- **REQUIREMENT**:
Which lines contain the word "параллельных"? Return each of them as written.

Data entries
[Start]
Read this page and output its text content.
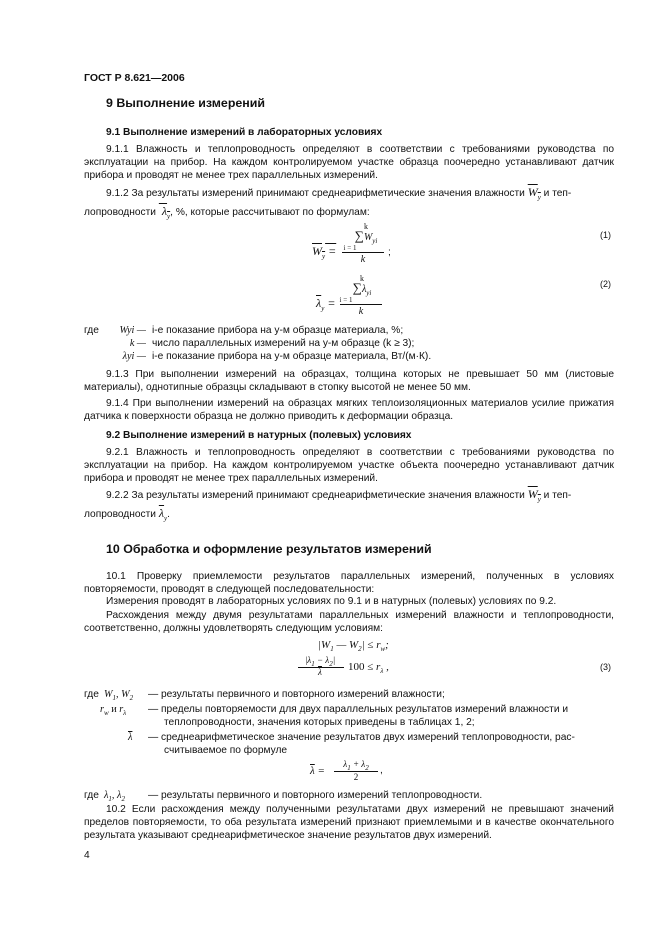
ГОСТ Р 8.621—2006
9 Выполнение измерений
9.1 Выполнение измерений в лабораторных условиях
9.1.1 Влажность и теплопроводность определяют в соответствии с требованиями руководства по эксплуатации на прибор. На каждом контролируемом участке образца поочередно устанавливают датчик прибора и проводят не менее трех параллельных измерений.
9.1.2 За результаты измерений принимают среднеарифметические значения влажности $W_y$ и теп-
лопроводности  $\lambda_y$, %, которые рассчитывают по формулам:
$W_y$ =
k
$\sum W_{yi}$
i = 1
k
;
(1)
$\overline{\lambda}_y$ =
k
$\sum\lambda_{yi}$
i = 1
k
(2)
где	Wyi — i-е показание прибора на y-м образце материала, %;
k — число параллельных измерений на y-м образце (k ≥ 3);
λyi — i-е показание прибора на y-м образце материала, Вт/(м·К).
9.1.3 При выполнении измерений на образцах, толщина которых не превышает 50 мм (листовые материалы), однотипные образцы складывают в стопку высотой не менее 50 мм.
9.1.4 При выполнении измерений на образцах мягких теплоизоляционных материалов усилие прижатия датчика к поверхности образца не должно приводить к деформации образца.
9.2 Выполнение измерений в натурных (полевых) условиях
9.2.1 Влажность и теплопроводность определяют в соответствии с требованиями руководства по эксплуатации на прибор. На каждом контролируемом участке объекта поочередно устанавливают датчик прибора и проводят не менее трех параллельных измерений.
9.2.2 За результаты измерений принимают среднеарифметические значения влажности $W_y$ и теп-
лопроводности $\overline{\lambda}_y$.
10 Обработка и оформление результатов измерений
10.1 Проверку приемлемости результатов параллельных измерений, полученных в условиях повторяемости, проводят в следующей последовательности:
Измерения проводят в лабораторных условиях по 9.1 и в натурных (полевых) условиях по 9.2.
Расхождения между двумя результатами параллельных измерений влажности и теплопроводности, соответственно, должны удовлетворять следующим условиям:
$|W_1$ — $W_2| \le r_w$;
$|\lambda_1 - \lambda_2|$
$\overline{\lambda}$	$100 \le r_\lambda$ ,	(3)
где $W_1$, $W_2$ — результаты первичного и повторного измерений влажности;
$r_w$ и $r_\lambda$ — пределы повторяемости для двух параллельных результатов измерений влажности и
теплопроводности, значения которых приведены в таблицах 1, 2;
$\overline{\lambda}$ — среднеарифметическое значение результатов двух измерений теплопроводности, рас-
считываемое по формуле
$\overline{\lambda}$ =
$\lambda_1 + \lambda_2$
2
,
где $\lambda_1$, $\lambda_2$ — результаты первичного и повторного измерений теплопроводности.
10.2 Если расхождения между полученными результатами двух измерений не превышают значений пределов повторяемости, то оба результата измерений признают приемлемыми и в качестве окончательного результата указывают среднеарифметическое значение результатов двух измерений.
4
[End]
- **EXERCISE ANSWER**:
9.1.1 Влажность и теплопроводность определяют в соответствии с требованиями руководства по эксплуатации на прибор. На каждом контролируемом участке образца поочередно устанавливают датчик прибора и проводят не менее трех параллельных измерений.
k — число параллельных измерений на y-м образце (k ≥ 3);
9.2.1 Влажность и теплопроводность определяют в соответствии с требованиями руководства по эксплуатации на прибор. На каждом контролируемом участке объекта поочередно устанавливают датчик прибора и проводят не менее трех параллельных измерений.
10.1 Проверку приемлемости результатов параллельных измерений, полученных в условиях повторяемости, проводят в следующей последовательности:
Расхождения между двумя результатами параллельных измерений влажности и теплопроводности, соответственно, должны удовлетворять следующим условиям:
$r_w$ и $r_\lambda$ — пределы повторяемости для двух параллельных результатов измерений влажности и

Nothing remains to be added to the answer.